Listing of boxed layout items
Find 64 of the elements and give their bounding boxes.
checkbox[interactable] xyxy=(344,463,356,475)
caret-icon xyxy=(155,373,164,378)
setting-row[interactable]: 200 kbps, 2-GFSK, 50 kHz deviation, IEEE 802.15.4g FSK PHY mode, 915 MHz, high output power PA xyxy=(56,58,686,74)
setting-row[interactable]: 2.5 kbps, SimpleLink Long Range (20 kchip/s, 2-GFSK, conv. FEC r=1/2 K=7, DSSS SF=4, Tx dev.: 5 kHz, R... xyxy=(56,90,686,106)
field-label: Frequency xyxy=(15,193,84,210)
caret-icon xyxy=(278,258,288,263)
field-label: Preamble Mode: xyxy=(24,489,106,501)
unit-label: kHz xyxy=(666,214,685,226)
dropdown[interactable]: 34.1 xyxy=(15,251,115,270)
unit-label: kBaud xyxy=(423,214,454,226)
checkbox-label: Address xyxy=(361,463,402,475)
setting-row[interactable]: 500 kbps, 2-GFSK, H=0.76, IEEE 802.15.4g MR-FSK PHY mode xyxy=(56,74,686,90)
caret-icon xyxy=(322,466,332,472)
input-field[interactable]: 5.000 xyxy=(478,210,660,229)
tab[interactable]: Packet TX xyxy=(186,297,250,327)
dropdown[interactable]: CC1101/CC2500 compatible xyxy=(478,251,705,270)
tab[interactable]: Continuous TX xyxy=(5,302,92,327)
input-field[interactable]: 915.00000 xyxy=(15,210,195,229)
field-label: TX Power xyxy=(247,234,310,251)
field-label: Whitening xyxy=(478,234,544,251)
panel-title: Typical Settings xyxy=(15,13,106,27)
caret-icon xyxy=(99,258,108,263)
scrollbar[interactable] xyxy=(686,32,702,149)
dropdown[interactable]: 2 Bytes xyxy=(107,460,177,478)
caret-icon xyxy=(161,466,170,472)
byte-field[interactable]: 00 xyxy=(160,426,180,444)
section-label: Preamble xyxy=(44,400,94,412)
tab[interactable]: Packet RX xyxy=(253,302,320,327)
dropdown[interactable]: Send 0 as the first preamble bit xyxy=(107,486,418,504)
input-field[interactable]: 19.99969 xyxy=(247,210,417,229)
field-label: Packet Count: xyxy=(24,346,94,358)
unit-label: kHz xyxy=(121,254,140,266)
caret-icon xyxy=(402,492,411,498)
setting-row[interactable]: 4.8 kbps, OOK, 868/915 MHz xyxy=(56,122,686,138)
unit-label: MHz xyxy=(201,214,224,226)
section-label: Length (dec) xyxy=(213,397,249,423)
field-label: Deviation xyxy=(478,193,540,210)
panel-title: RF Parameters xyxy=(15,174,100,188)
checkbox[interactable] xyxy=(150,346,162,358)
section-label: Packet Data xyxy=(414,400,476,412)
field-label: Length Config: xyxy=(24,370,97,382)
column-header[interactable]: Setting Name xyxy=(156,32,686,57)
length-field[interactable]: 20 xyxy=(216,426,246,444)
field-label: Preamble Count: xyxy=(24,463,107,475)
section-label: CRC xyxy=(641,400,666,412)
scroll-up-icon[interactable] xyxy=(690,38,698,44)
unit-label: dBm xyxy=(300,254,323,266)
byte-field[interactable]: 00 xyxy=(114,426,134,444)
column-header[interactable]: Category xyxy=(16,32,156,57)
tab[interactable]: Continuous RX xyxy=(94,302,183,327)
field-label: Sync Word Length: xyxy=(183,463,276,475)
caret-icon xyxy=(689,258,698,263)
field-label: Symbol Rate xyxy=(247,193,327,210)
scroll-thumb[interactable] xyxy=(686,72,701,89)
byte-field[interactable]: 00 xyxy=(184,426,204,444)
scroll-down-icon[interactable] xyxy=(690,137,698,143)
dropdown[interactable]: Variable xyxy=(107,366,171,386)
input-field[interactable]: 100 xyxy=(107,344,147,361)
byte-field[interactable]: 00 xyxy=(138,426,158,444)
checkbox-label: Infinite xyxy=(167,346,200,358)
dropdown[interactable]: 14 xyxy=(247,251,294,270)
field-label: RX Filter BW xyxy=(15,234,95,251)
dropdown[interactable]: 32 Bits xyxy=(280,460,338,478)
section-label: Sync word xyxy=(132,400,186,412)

_DIRECTIONS:_ Copy the listing above word for word, every line included.

_FULL ANSWER:_
Find 64 of the elements and give their bounding boxes.
checkbox[interactable] xyxy=(344,463,356,475)
caret-icon xyxy=(155,373,164,378)
setting-row[interactable]: 200 kbps, 2-GFSK, 50 kHz deviation, IEEE 802.15.4g FSK PHY mode, 915 MHz, high output power PA xyxy=(56,58,686,74)
setting-row[interactable]: 2.5 kbps, SimpleLink Long Range (20 kchip/s, 2-GFSK, conv. FEC r=1/2 K=7, DSSS SF=4, Tx dev.: 5 kHz, R... xyxy=(56,90,686,106)
field-label: Frequency xyxy=(15,193,84,210)
caret-icon xyxy=(278,258,288,263)
field-label: Preamble Mode: xyxy=(24,489,106,501)
unit-label: kHz xyxy=(666,214,685,226)
dropdown[interactable]: 34.1 xyxy=(15,251,115,270)
unit-label: kBaud xyxy=(423,214,454,226)
checkbox-label: Address xyxy=(361,463,402,475)
setting-row[interactable]: 500 kbps, 2-GFSK, H=0.76, IEEE 802.15.4g MR-FSK PHY mode xyxy=(56,74,686,90)
caret-icon xyxy=(322,466,332,472)
input-field[interactable]: 5.000 xyxy=(478,210,660,229)
tab[interactable]: Packet TX xyxy=(186,297,250,327)
dropdown[interactable]: CC1101/CC2500 compatible xyxy=(478,251,705,270)
tab[interactable]: Continuous TX xyxy=(5,302,92,327)
input-field[interactable]: 915.00000 xyxy=(15,210,195,229)
field-label: TX Power xyxy=(247,234,310,251)
field-label: Whitening xyxy=(478,234,544,251)
panel-title: Typical Settings xyxy=(15,13,106,27)
caret-icon xyxy=(99,258,108,263)
scrollbar[interactable] xyxy=(686,32,702,149)
dropdown[interactable]: 2 Bytes xyxy=(107,460,177,478)
caret-icon xyxy=(161,466,170,472)
byte-field[interactable]: 00 xyxy=(160,426,180,444)
section-label: Preamble xyxy=(44,400,94,412)
tab[interactable]: Packet RX xyxy=(253,302,320,327)
dropdown[interactable]: Send 0 as the first preamble bit xyxy=(107,486,418,504)
input-field[interactable]: 19.99969 xyxy=(247,210,417,229)
field-label: Packet Count: xyxy=(24,346,94,358)
unit-label: kHz xyxy=(121,254,140,266)
caret-icon xyxy=(402,492,411,498)
setting-row[interactable]: 4.8 kbps, OOK, 868/915 MHz xyxy=(56,122,686,138)
unit-label: MHz xyxy=(201,214,224,226)
section-label: Length (dec) xyxy=(213,397,249,423)
field-label: Deviation xyxy=(478,193,540,210)
panel-title: RF Parameters xyxy=(15,174,100,188)
checkbox[interactable] xyxy=(150,346,162,358)
section-label: Packet Data xyxy=(414,400,476,412)
field-label: Length Config: xyxy=(24,370,97,382)
column-header[interactable]: Setting Name xyxy=(156,32,686,57)
length-field[interactable]: 20 xyxy=(216,426,246,444)
field-label: Preamble Count: xyxy=(24,463,107,475)
section-label: CRC xyxy=(641,400,666,412)
scroll-up-icon[interactable] xyxy=(690,38,698,44)
unit-label: dBm xyxy=(300,254,323,266)
byte-field[interactable]: 00 xyxy=(114,426,134,444)
column-header[interactable]: Category xyxy=(16,32,156,57)
tab[interactable]: Continuous RX xyxy=(94,302,183,327)
field-label: Sync Word Length: xyxy=(183,463,276,475)
caret-icon xyxy=(689,258,698,263)
field-label: Symbol Rate xyxy=(247,193,327,210)
scroll-thumb[interactable] xyxy=(686,72,701,89)
byte-field[interactable]: 00 xyxy=(184,426,204,444)
scroll-down-icon[interactable] xyxy=(690,137,698,143)
dropdown[interactable]: Variable xyxy=(107,366,171,386)
input-field[interactable]: 100 xyxy=(107,344,147,361)
byte-field[interactable]: 00 xyxy=(138,426,158,444)
checkbox-label: Infinite xyxy=(167,346,200,358)
dropdown[interactable]: 14 xyxy=(247,251,294,270)
field-label: RX Filter BW xyxy=(15,234,95,251)
dropdown[interactable]: 32 Bits xyxy=(280,460,338,478)
section-label: Sync word xyxy=(132,400,186,412)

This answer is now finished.